> [Work to do]:
Rewrite everything from the start of the data down to the line containing "sliders-section: 语速 50", replacing "interactable" with "clickable" and leaving the rest unchanged.

> [Records for this exercise]:
>> BEGIN

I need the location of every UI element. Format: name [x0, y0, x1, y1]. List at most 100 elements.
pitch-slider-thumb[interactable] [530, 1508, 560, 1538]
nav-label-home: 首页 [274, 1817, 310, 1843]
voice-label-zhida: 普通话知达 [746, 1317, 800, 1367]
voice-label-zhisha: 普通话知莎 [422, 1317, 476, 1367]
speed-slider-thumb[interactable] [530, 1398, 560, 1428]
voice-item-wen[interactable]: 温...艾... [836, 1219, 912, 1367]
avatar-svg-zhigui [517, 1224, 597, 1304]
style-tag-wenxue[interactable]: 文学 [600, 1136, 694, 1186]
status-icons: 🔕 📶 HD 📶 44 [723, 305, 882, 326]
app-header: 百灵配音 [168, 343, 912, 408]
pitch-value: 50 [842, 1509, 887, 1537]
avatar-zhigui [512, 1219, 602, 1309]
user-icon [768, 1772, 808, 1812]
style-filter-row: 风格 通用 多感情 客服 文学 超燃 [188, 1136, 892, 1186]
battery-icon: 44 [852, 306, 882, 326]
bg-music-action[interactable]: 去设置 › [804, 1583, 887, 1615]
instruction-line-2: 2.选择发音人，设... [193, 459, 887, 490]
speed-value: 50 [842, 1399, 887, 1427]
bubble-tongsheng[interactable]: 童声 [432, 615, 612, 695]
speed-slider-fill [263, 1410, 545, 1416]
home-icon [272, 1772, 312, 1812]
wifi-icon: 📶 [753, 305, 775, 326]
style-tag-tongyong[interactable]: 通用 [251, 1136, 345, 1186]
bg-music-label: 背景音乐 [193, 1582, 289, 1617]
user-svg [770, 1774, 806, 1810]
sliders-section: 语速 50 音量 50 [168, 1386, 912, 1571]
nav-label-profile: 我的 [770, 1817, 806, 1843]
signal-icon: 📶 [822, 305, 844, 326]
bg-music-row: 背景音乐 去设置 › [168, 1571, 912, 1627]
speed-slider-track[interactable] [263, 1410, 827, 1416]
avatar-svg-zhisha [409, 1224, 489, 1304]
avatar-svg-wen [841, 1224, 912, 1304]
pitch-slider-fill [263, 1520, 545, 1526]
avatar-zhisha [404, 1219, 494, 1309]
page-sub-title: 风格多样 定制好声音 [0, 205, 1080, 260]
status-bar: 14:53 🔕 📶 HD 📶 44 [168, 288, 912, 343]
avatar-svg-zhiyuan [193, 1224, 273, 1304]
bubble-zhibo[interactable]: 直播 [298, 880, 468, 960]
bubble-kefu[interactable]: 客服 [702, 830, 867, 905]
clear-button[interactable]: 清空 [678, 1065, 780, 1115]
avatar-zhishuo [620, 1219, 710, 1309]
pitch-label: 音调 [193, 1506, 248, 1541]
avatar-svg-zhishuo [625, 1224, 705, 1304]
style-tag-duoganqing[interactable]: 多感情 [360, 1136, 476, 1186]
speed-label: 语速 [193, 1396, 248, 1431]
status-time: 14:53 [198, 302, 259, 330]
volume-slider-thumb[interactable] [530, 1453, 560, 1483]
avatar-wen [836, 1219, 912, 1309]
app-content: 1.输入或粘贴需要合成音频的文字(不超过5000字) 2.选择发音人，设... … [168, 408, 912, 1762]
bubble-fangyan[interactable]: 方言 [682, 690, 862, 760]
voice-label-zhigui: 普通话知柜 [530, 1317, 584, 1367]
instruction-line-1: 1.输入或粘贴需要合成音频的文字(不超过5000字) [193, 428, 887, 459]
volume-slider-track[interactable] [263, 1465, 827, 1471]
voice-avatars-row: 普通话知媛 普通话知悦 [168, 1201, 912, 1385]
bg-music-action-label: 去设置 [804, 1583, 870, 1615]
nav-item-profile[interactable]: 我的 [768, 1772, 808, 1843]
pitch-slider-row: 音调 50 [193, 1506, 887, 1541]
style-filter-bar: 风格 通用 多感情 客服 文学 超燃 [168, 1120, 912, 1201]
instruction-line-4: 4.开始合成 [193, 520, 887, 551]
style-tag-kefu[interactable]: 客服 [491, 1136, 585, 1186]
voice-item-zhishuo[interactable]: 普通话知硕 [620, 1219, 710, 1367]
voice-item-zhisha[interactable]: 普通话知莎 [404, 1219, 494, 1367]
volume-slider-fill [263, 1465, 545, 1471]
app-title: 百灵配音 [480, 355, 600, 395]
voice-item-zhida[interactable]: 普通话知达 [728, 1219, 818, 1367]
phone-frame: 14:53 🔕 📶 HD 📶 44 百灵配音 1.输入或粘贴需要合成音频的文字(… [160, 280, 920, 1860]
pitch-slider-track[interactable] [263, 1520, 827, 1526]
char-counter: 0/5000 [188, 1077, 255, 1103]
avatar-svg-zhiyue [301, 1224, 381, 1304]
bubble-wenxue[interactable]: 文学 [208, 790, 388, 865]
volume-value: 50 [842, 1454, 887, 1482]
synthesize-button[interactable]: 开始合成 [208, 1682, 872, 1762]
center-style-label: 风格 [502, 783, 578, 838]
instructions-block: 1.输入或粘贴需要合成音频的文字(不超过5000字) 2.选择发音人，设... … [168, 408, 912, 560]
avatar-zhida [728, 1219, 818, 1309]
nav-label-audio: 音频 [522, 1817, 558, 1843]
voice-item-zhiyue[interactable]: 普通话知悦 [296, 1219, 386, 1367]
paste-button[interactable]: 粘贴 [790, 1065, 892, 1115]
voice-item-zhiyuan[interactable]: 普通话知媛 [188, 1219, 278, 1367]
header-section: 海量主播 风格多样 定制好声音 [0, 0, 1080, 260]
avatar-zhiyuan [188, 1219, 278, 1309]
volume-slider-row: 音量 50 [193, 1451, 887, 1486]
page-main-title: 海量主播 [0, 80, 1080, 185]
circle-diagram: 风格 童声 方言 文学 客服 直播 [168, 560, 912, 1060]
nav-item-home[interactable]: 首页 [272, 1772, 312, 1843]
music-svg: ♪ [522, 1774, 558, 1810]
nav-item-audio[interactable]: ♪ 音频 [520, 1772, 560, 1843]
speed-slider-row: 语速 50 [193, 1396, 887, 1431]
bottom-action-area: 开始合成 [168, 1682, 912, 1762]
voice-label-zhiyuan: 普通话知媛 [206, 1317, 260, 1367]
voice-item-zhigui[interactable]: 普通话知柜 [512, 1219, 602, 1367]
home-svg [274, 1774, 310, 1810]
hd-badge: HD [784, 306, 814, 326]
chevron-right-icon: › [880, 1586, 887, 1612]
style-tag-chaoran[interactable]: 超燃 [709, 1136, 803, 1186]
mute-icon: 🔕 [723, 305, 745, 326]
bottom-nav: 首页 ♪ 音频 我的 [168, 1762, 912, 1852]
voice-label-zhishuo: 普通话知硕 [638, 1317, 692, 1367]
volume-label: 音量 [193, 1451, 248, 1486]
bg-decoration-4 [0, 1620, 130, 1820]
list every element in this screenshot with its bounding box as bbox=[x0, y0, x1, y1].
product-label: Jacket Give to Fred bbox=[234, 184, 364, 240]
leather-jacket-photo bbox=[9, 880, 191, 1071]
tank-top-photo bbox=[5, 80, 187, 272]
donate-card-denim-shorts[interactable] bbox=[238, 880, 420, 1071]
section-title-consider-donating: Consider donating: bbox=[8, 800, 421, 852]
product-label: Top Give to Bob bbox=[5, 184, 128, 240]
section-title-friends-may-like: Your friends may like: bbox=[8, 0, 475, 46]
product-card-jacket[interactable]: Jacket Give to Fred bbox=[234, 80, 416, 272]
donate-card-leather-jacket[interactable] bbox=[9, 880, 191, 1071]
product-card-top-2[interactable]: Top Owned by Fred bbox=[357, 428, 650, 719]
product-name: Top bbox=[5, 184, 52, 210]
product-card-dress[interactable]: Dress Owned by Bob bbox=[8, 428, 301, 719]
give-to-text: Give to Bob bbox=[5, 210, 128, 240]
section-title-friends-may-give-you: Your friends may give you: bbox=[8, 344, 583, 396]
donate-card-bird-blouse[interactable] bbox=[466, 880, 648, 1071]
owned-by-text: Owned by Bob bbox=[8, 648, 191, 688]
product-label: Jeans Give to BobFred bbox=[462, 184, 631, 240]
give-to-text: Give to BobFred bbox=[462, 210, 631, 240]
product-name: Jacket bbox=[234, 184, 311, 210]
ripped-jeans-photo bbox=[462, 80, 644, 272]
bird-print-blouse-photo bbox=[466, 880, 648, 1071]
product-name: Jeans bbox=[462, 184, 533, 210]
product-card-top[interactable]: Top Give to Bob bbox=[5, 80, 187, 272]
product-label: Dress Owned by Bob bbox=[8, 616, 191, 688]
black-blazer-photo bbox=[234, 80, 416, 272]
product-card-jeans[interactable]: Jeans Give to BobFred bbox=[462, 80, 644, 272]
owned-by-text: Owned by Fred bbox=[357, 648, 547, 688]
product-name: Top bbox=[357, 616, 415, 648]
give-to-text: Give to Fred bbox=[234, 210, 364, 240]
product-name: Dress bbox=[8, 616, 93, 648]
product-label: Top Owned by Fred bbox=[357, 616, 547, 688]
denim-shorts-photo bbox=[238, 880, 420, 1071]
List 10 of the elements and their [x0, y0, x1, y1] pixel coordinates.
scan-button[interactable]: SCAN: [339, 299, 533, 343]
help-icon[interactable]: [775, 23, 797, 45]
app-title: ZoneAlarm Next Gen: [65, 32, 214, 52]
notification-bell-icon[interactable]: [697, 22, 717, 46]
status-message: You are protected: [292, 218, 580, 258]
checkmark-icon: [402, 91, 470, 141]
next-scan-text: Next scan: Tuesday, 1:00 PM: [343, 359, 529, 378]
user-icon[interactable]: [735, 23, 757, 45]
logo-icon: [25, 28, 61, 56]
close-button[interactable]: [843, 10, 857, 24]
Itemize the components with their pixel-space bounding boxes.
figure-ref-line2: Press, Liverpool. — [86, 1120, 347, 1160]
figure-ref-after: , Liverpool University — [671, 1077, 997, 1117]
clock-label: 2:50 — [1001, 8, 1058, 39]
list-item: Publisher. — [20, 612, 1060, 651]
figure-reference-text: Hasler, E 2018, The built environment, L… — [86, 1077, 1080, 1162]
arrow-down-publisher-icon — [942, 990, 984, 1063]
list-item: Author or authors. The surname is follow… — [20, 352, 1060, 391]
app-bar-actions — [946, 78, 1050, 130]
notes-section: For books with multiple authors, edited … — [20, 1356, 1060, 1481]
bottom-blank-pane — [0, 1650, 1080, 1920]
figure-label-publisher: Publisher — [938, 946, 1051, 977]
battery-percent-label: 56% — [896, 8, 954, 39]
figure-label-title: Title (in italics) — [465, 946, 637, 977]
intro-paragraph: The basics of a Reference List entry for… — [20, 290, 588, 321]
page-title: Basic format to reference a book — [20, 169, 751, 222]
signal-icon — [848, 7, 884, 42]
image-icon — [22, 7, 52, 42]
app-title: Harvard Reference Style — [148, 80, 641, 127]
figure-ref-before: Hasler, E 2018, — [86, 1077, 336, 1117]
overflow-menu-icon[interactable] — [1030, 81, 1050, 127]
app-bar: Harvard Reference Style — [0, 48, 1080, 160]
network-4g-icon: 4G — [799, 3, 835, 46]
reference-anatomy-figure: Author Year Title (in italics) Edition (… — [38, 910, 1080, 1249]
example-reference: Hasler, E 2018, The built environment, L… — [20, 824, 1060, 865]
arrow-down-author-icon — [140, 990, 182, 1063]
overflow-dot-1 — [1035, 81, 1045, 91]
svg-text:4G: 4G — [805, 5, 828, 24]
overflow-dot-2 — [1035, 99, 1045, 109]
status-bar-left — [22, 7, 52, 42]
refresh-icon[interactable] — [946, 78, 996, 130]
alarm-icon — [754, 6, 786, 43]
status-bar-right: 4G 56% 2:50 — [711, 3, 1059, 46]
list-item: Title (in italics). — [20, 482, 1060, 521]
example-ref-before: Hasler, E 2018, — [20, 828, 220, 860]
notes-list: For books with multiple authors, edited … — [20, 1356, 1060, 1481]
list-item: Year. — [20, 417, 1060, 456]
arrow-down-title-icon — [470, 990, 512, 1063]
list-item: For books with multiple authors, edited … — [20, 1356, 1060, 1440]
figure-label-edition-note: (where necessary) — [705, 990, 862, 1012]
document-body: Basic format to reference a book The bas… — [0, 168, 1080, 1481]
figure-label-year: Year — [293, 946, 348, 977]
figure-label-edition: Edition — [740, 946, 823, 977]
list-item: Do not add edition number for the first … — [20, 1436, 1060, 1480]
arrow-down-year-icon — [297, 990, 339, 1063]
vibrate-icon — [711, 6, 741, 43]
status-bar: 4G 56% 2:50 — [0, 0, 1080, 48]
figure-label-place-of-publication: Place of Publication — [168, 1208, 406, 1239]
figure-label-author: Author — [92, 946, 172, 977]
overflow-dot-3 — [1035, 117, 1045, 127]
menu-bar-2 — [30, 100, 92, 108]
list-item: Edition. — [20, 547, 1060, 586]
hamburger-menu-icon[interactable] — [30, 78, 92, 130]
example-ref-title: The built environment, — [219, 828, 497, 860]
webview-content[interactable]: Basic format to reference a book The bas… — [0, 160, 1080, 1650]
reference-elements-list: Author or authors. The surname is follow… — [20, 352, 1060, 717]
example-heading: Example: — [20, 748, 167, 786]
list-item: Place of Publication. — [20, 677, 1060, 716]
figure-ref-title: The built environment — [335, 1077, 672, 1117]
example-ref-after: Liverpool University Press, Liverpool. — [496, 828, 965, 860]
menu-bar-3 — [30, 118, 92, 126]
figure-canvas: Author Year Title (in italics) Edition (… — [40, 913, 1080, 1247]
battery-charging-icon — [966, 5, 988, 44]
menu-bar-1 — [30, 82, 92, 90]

>> END

> [Written solution]:
I need the location of every UI element. Format: name [x0, y0, x1, y1]. List at most 100 elements.
pitch-slider-thumb[clickable] [530, 1508, 560, 1538]
nav-label-home: 首页 [274, 1817, 310, 1843]
voice-label-zhida: 普通话知达 [746, 1317, 800, 1367]
voice-label-zhisha: 普通话知莎 [422, 1317, 476, 1367]
speed-slider-thumb[clickable] [530, 1398, 560, 1428]
voice-item-wen[clickable]: 温...艾... [836, 1219, 912, 1367]
avatar-svg-zhigui [517, 1224, 597, 1304]
style-tag-wenxue[clickable]: 文学 [600, 1136, 694, 1186]
status-icons: 🔕 📶 HD 📶 44 [723, 305, 882, 326]
app-header: 百灵配音 [168, 343, 912, 408]
pitch-value: 50 [842, 1509, 887, 1537]
avatar-zhigui [512, 1219, 602, 1309]
user-icon [768, 1772, 808, 1812]
style-filter-row: 风格 通用 多感情 客服 文学 超燃 [188, 1136, 892, 1186]
battery-icon: 44 [852, 306, 882, 326]
bg-music-action[clickable]: 去设置 › [804, 1583, 887, 1615]
instruction-line-2: 2.选择发音人，设... [193, 459, 887, 490]
speed-value: 50 [842, 1399, 887, 1427]
bubble-tongsheng[clickable]: 童声 [432, 615, 612, 695]
speed-slider-fill [263, 1410, 545, 1416]
home-icon [272, 1772, 312, 1812]
wifi-icon: 📶 [753, 305, 775, 326]
style-tag-tongyong[clickable]: 通用 [251, 1136, 345, 1186]
bg-music-label: 背景音乐 [193, 1582, 289, 1617]
user-svg [770, 1774, 806, 1810]
sliders-section: 语速 50 音量 50 [168, 1386, 912, 1571]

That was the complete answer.